[Figure collection entries]
** START **
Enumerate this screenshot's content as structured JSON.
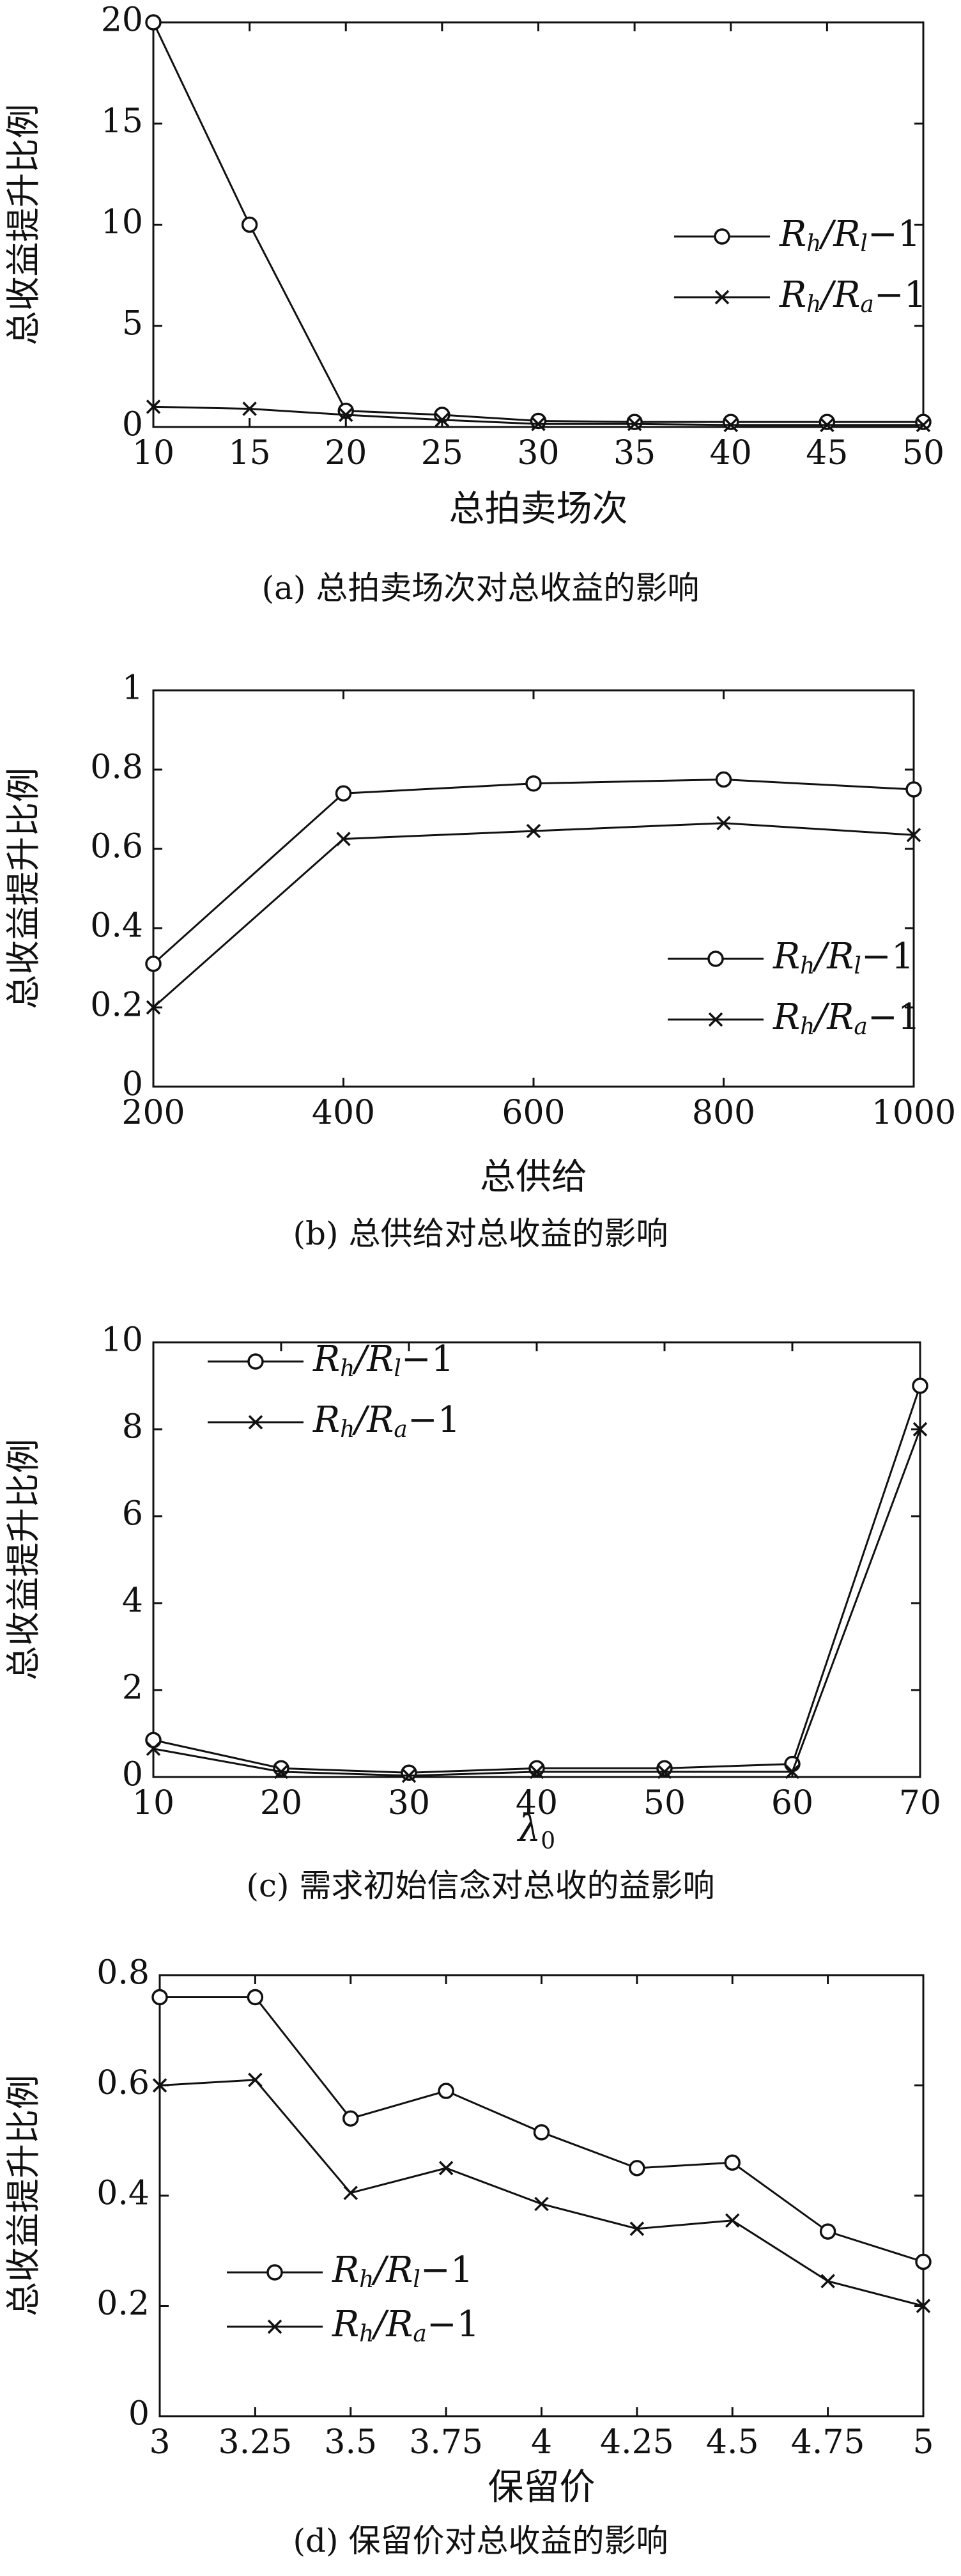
{
  "chart_data": [
    {
      "type": "line",
      "caption": "(a) 总拍卖场次对总收益的影响",
      "xlabel": "总拍卖场次",
      "ylabel": "总收益提升比例",
      "x": [
        10,
        15,
        20,
        25,
        30,
        35,
        40,
        45,
        50
      ],
      "x_ticks": [
        "10",
        "15",
        "20",
        "25",
        "30",
        "35",
        "40",
        "45",
        "50"
      ],
      "xlim": [
        10,
        50
      ],
      "ylim": [
        0,
        20
      ],
      "y_ticks": [
        "0",
        "5",
        "10",
        "15",
        "20"
      ],
      "legend_position": "right",
      "series": [
        {
          "name": "R_h/R_l−1",
          "name_parts": {
            "a": "R",
            "as": "h",
            "b": "R",
            "bs": "l",
            "tail": "−1"
          },
          "marker": "circle",
          "values": [
            20,
            10,
            0.8,
            0.6,
            0.3,
            0.25,
            0.25,
            0.25,
            0.25
          ]
        },
        {
          "name": "R_h/R_a−1",
          "name_parts": {
            "a": "R",
            "as": "h",
            "b": "R",
            "bs": "a",
            "tail": "−1"
          },
          "marker": "cross",
          "values": [
            1.0,
            0.9,
            0.6,
            0.35,
            0.15,
            0.15,
            0.1,
            0.1,
            0.1
          ]
        }
      ]
    },
    {
      "type": "line",
      "caption": "(b) 总供给对总收益的影响",
      "xlabel": "总供给",
      "ylabel": "总收益提升比例",
      "x": [
        200,
        400,
        600,
        800,
        1000
      ],
      "x_ticks": [
        "200",
        "400",
        "600",
        "800",
        "1000"
      ],
      "xlim": [
        200,
        1000
      ],
      "ylim": [
        0,
        1
      ],
      "y_ticks": [
        "0",
        "0.2",
        "0.4",
        "0.6",
        "0.8",
        "1"
      ],
      "legend_position": "lower-right",
      "series": [
        {
          "name": "R_h/R_l−1",
          "name_parts": {
            "a": "R",
            "as": "h",
            "b": "R",
            "bs": "l",
            "tail": "−1"
          },
          "marker": "circle",
          "values": [
            0.31,
            0.74,
            0.765,
            0.775,
            0.75
          ]
        },
        {
          "name": "R_h/R_a−1",
          "name_parts": {
            "a": "R",
            "as": "h",
            "b": "R",
            "bs": "a",
            "tail": "−1"
          },
          "marker": "cross",
          "values": [
            0.2,
            0.625,
            0.645,
            0.665,
            0.635
          ]
        }
      ]
    },
    {
      "type": "line",
      "caption": "(c) 需求初始信念对总收的益影响",
      "xlabel": "λ",
      "xlabel_sub": "0",
      "ylabel": "总收益提升比例",
      "x": [
        10,
        20,
        30,
        40,
        50,
        60,
        70
      ],
      "x_ticks": [
        "10",
        "20",
        "30",
        "40",
        "50",
        "60",
        "70"
      ],
      "xlim": [
        10,
        70
      ],
      "ylim": [
        0,
        10
      ],
      "y_ticks": [
        "0",
        "2",
        "4",
        "6",
        "8",
        "10"
      ],
      "legend_position": "top-left",
      "series": [
        {
          "name": "R_h/R_l−1",
          "name_parts": {
            "a": "R",
            "as": "h",
            "b": "R",
            "bs": "l",
            "tail": "−1"
          },
          "marker": "circle",
          "values": [
            0.85,
            0.2,
            0.1,
            0.2,
            0.2,
            0.3,
            9.0
          ]
        },
        {
          "name": "R_h/R_a−1",
          "name_parts": {
            "a": "R",
            "as": "h",
            "b": "R",
            "bs": "a",
            "tail": "−1"
          },
          "marker": "cross",
          "values": [
            0.65,
            0.12,
            0.03,
            0.12,
            0.12,
            0.12,
            8.0
          ]
        }
      ]
    },
    {
      "type": "line",
      "caption": "(d) 保留价对总收益的影响",
      "xlabel": "保留价",
      "ylabel": "总收益提升比例",
      "x": [
        3,
        3.25,
        3.5,
        3.75,
        4,
        4.25,
        4.5,
        4.75,
        5
      ],
      "x_ticks": [
        "3",
        "3.25",
        "3.5",
        "3.75",
        "4",
        "4.25",
        "4.5",
        "4.75",
        "5"
      ],
      "xlim": [
        3,
        5
      ],
      "ylim": [
        0,
        0.8
      ],
      "y_ticks": [
        "0",
        "0.2",
        "0.4",
        "0.6",
        "0.8"
      ],
      "legend_position": "lower-left",
      "series": [
        {
          "name": "R_h/R_l−1",
          "name_parts": {
            "a": "R",
            "as": "h",
            "b": "R",
            "bs": "l",
            "tail": "−1"
          },
          "marker": "circle",
          "values": [
            0.76,
            0.76,
            0.54,
            0.59,
            0.515,
            0.45,
            0.46,
            0.335,
            0.28
          ]
        },
        {
          "name": "R_h/R_a−1",
          "name_parts": {
            "a": "R",
            "as": "h",
            "b": "R",
            "bs": "a",
            "tail": "−1"
          },
          "marker": "cross",
          "values": [
            0.6,
            0.61,
            0.405,
            0.45,
            0.385,
            0.34,
            0.355,
            0.245,
            0.2
          ]
        }
      ]
    }
  ]
}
** END **
* _Directions for this task_
Copy all the lines of data exactly as they appear, dropping any images.

* _Full solution_
Enumerate this screenshot's content as structured JSON.
{
  "chart_data": [
    {
      "type": "line",
      "caption": "(a) 总拍卖场次对总收益的影响",
      "xlabel": "总拍卖场次",
      "ylabel": "总收益提升比例",
      "x": [
        10,
        15,
        20,
        25,
        30,
        35,
        40,
        45,
        50
      ],
      "x_ticks": [
        "10",
        "15",
        "20",
        "25",
        "30",
        "35",
        "40",
        "45",
        "50"
      ],
      "xlim": [
        10,
        50
      ],
      "ylim": [
        0,
        20
      ],
      "y_ticks": [
        "0",
        "5",
        "10",
        "15",
        "20"
      ],
      "legend_position": "right",
      "series": [
        {
          "name": "R_h/R_l−1",
          "name_parts": {
            "a": "R",
            "as": "h",
            "b": "R",
            "bs": "l",
            "tail": "−1"
          },
          "marker": "circle",
          "values": [
            20,
            10,
            0.8,
            0.6,
            0.3,
            0.25,
            0.25,
            0.25,
            0.25
          ]
        },
        {
          "name": "R_h/R_a−1",
          "name_parts": {
            "a": "R",
            "as": "h",
            "b": "R",
            "bs": "a",
            "tail": "−1"
          },
          "marker": "cross",
          "values": [
            1.0,
            0.9,
            0.6,
            0.35,
            0.15,
            0.15,
            0.1,
            0.1,
            0.1
          ]
        }
      ]
    },
    {
      "type": "line",
      "caption": "(b) 总供给对总收益的影响",
      "xlabel": "总供给",
      "ylabel": "总收益提升比例",
      "x": [
        200,
        400,
        600,
        800,
        1000
      ],
      "x_ticks": [
        "200",
        "400",
        "600",
        "800",
        "1000"
      ],
      "xlim": [
        200,
        1000
      ],
      "ylim": [
        0,
        1
      ],
      "y_ticks": [
        "0",
        "0.2",
        "0.4",
        "0.6",
        "0.8",
        "1"
      ],
      "legend_position": "lower-right",
      "series": [
        {
          "name": "R_h/R_l−1",
          "name_parts": {
            "a": "R",
            "as": "h",
            "b": "R",
            "bs": "l",
            "tail": "−1"
          },
          "marker": "circle",
          "values": [
            0.31,
            0.74,
            0.765,
            0.775,
            0.75
          ]
        },
        {
          "name": "R_h/R_a−1",
          "name_parts": {
            "a": "R",
            "as": "h",
            "b": "R",
            "bs": "a",
            "tail": "−1"
          },
          "marker": "cross",
          "values": [
            0.2,
            0.625,
            0.645,
            0.665,
            0.635
          ]
        }
      ]
    },
    {
      "type": "line",
      "caption": "(c) 需求初始信念对总收的益影响",
      "xlabel": "λ",
      "xlabel_sub": "0",
      "ylabel": "总收益提升比例",
      "x": [
        10,
        20,
        30,
        40,
        50,
        60,
        70
      ],
      "x_ticks": [
        "10",
        "20",
        "30",
        "40",
        "50",
        "60",
        "70"
      ],
      "xlim": [
        10,
        70
      ],
      "ylim": [
        0,
        10
      ],
      "y_ticks": [
        "0",
        "2",
        "4",
        "6",
        "8",
        "10"
      ],
      "legend_position": "top-left",
      "series": [
        {
          "name": "R_h/R_l−1",
          "name_parts": {
            "a": "R",
            "as": "h",
            "b": "R",
            "bs": "l",
            "tail": "−1"
          },
          "marker": "circle",
          "values": [
            0.85,
            0.2,
            0.1,
            0.2,
            0.2,
            0.3,
            9.0
          ]
        },
        {
          "name": "R_h/R_a−1",
          "name_parts": {
            "a": "R",
            "as": "h",
            "b": "R",
            "bs": "a",
            "tail": "−1"
          },
          "marker": "cross",
          "values": [
            0.65,
            0.12,
            0.03,
            0.12,
            0.12,
            0.12,
            8.0
          ]
        }
      ]
    },
    {
      "type": "line",
      "caption": "(d) 保留价对总收益的影响",
      "xlabel": "保留价",
      "ylabel": "总收益提升比例",
      "x": [
        3,
        3.25,
        3.5,
        3.75,
        4,
        4.25,
        4.5,
        4.75,
        5
      ],
      "x_ticks": [
        "3",
        "3.25",
        "3.5",
        "3.75",
        "4",
        "4.25",
        "4.5",
        "4.75",
        "5"
      ],
      "xlim": [
        3,
        5
      ],
      "ylim": [
        0,
        0.8
      ],
      "y_ticks": [
        "0",
        "0.2",
        "0.4",
        "0.6",
        "0.8"
      ],
      "legend_position": "lower-left",
      "series": [
        {
          "name": "R_h/R_l−1",
          "name_parts": {
            "a": "R",
            "as": "h",
            "b": "R",
            "bs": "l",
            "tail": "−1"
          },
          "marker": "circle",
          "values": [
            0.76,
            0.76,
            0.54,
            0.59,
            0.515,
            0.45,
            0.46,
            0.335,
            0.28
          ]
        },
        {
          "name": "R_h/R_a−1",
          "name_parts": {
            "a": "R",
            "as": "h",
            "b": "R",
            "bs": "a",
            "tail": "−1"
          },
          "marker": "cross",
          "values": [
            0.6,
            0.61,
            0.405,
            0.45,
            0.385,
            0.34,
            0.355,
            0.245,
            0.2
          ]
        }
      ]
    }
  ]
}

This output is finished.